Extract all lines from the data beneath that include the word "JSON".

*** Items

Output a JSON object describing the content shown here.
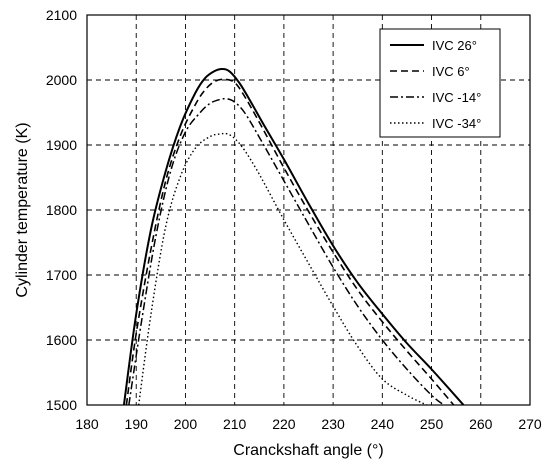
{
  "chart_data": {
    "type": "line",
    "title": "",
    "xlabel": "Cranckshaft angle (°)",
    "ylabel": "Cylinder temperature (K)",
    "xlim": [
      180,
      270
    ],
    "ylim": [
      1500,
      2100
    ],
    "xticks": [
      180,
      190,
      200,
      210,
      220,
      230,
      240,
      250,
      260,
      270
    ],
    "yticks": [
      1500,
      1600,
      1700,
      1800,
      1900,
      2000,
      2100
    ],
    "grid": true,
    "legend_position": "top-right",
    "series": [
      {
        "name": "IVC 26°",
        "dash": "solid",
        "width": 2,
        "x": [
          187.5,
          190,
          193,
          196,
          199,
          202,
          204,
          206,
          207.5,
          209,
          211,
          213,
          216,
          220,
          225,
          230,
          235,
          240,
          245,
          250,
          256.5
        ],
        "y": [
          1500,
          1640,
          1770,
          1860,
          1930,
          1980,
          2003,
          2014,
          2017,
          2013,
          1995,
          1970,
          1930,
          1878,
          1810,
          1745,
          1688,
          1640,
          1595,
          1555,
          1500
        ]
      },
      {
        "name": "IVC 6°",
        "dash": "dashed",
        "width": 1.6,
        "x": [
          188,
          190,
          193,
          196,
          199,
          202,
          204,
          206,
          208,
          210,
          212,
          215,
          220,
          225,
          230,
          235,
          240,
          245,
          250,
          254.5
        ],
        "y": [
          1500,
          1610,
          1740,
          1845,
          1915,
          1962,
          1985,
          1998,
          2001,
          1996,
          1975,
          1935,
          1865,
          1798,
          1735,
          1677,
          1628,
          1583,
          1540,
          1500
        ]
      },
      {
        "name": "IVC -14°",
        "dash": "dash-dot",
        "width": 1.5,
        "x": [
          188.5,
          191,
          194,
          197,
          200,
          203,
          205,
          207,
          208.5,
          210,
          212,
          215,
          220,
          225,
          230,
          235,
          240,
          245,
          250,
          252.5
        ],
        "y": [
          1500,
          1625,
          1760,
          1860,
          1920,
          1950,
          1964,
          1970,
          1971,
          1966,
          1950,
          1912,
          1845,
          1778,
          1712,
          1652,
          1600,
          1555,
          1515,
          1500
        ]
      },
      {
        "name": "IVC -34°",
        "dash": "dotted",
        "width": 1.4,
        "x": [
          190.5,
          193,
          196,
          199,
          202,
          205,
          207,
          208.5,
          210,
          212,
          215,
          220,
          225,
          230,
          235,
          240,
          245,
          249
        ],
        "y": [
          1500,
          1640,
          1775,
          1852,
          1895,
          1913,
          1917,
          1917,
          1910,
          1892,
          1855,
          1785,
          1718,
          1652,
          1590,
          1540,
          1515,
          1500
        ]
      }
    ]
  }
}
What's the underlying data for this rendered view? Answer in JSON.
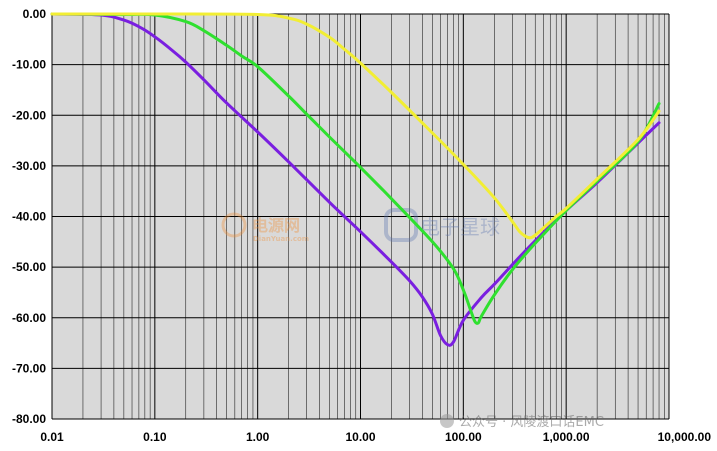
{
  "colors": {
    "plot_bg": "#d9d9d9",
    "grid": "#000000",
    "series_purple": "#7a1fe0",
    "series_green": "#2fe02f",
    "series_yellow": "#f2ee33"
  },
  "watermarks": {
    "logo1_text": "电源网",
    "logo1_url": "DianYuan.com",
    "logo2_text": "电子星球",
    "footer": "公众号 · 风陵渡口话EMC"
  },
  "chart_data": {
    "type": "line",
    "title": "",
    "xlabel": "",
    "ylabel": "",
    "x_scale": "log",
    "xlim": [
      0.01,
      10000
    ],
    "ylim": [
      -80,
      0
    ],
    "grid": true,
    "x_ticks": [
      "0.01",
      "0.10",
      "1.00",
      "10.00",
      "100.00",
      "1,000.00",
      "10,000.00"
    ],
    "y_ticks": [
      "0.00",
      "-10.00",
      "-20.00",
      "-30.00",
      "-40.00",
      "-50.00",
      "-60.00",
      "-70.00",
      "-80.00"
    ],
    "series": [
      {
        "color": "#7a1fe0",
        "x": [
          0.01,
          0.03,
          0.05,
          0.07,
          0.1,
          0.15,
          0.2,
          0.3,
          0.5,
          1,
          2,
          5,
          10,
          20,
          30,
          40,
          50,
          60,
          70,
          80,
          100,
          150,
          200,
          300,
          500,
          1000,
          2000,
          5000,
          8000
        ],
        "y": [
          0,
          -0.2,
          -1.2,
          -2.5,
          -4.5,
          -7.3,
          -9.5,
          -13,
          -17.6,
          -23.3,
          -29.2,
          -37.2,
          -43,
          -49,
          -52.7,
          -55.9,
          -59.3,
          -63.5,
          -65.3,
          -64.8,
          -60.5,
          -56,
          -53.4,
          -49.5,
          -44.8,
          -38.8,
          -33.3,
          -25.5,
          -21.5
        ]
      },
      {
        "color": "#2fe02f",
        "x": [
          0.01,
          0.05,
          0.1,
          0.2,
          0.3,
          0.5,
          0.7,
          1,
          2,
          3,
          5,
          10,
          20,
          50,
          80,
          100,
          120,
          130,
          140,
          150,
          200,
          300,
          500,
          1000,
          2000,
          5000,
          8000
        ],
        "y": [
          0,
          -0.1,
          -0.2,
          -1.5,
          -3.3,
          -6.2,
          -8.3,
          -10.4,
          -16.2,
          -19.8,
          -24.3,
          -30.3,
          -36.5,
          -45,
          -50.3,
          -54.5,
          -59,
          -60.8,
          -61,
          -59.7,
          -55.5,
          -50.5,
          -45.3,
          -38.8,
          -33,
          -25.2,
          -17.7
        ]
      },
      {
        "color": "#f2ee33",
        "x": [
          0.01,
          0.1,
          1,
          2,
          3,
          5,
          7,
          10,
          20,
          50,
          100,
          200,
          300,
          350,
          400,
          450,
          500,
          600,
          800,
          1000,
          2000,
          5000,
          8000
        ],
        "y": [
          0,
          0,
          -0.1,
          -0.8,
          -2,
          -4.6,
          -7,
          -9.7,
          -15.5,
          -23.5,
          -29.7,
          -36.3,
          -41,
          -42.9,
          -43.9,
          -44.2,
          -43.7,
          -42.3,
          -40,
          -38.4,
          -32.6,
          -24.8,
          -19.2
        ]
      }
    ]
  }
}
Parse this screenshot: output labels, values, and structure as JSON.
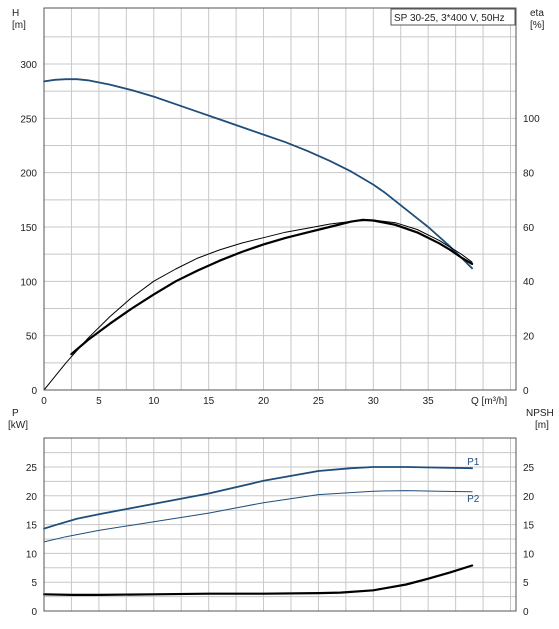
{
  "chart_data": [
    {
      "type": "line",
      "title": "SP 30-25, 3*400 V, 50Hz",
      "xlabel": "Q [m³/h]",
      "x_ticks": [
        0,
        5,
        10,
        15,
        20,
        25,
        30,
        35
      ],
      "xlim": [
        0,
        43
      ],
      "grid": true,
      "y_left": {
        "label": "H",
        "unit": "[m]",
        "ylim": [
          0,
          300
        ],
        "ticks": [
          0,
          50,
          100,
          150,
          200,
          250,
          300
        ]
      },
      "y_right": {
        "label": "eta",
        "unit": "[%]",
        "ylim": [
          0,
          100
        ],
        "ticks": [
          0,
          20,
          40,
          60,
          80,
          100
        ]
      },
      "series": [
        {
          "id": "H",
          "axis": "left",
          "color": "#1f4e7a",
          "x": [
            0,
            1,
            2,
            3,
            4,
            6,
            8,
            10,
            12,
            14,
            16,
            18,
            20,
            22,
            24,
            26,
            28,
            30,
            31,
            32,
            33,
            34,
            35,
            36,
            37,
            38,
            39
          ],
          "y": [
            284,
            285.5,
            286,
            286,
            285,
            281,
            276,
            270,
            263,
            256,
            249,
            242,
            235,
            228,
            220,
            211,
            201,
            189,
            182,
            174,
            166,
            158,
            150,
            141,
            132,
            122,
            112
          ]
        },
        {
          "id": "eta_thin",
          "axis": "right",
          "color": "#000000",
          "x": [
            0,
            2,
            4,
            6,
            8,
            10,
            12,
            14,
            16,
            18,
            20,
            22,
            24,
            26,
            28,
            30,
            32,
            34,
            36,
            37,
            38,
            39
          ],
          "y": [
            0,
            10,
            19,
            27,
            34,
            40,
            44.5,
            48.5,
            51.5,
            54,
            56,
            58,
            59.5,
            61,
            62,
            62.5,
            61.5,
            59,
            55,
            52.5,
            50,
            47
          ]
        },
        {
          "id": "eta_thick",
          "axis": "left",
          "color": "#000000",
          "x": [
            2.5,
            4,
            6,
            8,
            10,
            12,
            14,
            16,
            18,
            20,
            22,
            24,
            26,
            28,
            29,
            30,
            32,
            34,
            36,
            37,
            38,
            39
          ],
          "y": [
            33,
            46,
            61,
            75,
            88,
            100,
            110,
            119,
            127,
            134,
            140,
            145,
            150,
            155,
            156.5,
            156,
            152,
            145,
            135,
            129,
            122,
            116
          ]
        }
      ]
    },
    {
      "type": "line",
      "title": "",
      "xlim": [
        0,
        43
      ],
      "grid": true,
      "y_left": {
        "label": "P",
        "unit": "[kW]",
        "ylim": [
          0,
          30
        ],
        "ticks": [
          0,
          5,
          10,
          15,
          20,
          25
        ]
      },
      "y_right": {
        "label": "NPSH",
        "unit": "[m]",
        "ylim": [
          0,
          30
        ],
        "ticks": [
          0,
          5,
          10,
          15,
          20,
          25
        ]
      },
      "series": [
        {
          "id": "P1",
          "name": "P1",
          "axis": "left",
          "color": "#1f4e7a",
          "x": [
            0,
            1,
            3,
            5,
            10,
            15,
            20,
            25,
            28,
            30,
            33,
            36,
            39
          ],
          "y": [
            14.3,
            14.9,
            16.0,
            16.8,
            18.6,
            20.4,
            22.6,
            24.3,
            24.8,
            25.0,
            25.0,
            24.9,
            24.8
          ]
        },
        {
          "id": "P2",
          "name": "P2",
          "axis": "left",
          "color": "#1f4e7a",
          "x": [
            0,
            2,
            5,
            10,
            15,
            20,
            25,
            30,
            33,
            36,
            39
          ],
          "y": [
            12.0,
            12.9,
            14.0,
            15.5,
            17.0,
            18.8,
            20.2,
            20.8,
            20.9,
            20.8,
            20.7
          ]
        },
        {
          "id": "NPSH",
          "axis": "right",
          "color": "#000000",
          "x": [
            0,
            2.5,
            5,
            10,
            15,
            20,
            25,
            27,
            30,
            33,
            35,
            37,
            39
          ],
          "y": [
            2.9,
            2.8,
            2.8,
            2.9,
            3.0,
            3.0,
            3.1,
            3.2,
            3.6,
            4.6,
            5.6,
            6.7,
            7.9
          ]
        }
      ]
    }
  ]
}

******

Response -
Output a JSON object describing the content shown here.
What's the underlying data for this rendered view? Answer in JSON.
Parse this screenshot: output labels, values, and structure as JSON.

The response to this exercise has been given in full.